┌────────
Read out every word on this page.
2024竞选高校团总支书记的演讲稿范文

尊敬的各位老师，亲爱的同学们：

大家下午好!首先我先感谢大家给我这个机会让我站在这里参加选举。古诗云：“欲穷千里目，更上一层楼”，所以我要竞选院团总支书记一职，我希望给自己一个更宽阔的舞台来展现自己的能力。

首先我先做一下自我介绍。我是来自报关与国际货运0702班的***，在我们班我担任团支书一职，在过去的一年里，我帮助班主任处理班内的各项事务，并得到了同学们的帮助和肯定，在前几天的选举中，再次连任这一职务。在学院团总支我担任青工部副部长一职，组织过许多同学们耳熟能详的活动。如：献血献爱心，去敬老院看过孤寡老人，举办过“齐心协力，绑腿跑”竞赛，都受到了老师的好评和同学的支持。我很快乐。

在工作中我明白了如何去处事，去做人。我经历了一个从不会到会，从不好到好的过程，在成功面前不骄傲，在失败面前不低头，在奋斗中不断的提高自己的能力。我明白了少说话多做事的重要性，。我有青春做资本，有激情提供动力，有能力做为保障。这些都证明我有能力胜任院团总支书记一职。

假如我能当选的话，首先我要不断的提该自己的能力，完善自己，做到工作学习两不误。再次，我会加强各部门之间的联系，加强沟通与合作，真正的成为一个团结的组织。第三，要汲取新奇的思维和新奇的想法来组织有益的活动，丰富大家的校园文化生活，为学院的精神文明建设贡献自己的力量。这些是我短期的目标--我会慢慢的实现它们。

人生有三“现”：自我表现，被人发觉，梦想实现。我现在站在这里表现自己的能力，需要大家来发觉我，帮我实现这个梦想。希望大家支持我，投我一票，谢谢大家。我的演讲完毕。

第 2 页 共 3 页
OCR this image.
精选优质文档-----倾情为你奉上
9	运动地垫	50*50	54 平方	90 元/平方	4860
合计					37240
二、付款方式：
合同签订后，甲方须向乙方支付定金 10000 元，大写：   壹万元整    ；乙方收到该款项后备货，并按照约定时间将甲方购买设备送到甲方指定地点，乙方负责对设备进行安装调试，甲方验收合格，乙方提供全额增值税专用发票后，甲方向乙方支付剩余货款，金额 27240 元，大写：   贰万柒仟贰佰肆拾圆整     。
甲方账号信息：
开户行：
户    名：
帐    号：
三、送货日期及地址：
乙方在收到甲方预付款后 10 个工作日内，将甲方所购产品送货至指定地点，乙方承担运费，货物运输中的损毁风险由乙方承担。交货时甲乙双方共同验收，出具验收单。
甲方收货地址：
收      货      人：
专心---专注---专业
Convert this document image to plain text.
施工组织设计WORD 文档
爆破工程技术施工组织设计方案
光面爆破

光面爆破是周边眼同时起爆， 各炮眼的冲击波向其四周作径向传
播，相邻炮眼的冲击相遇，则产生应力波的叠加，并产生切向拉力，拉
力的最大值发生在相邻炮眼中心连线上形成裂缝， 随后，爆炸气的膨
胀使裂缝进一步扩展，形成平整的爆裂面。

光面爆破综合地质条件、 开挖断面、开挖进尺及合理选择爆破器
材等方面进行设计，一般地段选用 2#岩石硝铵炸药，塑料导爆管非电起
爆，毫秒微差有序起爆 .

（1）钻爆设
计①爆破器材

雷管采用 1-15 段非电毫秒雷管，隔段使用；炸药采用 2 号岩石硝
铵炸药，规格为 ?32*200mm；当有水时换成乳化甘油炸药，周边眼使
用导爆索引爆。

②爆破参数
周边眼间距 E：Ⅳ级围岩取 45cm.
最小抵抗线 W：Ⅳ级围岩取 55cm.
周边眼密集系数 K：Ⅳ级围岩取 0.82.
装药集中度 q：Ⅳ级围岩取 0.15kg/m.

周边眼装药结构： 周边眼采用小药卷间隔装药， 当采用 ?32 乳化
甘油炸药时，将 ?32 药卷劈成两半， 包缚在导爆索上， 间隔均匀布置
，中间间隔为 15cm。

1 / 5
└────────
Begin with the line that contains "Convert this document image to plain text." and quote each line after it exactly, stopping after the last line of the data.

COMPLETE RESPONSE —
Convert this document image to plain text.
施工组织设计WORD 文档
爆破工程技术施工组织设计方案
光面爆破

光面爆破是周边眼同时起爆， 各炮眼的冲击波向其四周作径向传
播，相邻炮眼的冲击相遇，则产生应力波的叠加，并产生切向拉力，拉
力的最大值发生在相邻炮眼中心连线上形成裂缝， 随后，爆炸气的膨
胀使裂缝进一步扩展，形成平整的爆裂面。

光面爆破综合地质条件、 开挖断面、开挖进尺及合理选择爆破器
材等方面进行设计，一般地段选用 2#岩石硝铵炸药，塑料导爆管非电起
爆，毫秒微差有序起爆 .

（1）钻爆设
计①爆破器材

雷管采用 1-15 段非电毫秒雷管，隔段使用；炸药采用 2 号岩石硝
铵炸药，规格为 ?32*200mm；当有水时换成乳化甘油炸药，周边眼使
用导爆索引爆。

②爆破参数
周边眼间距 E：Ⅳ级围岩取 45cm.
最小抵抗线 W：Ⅳ级围岩取 55cm.
周边眼密集系数 K：Ⅳ级围岩取 0.82.
装药集中度 q：Ⅳ级围岩取 0.15kg/m.

周边眼装药结构： 周边眼采用小药卷间隔装药， 当采用 ?32 乳化
甘油炸药时，将 ?32 药卷劈成两半， 包缚在导爆索上， 间隔均匀布置
，中间间隔为 15cm。

1 / 5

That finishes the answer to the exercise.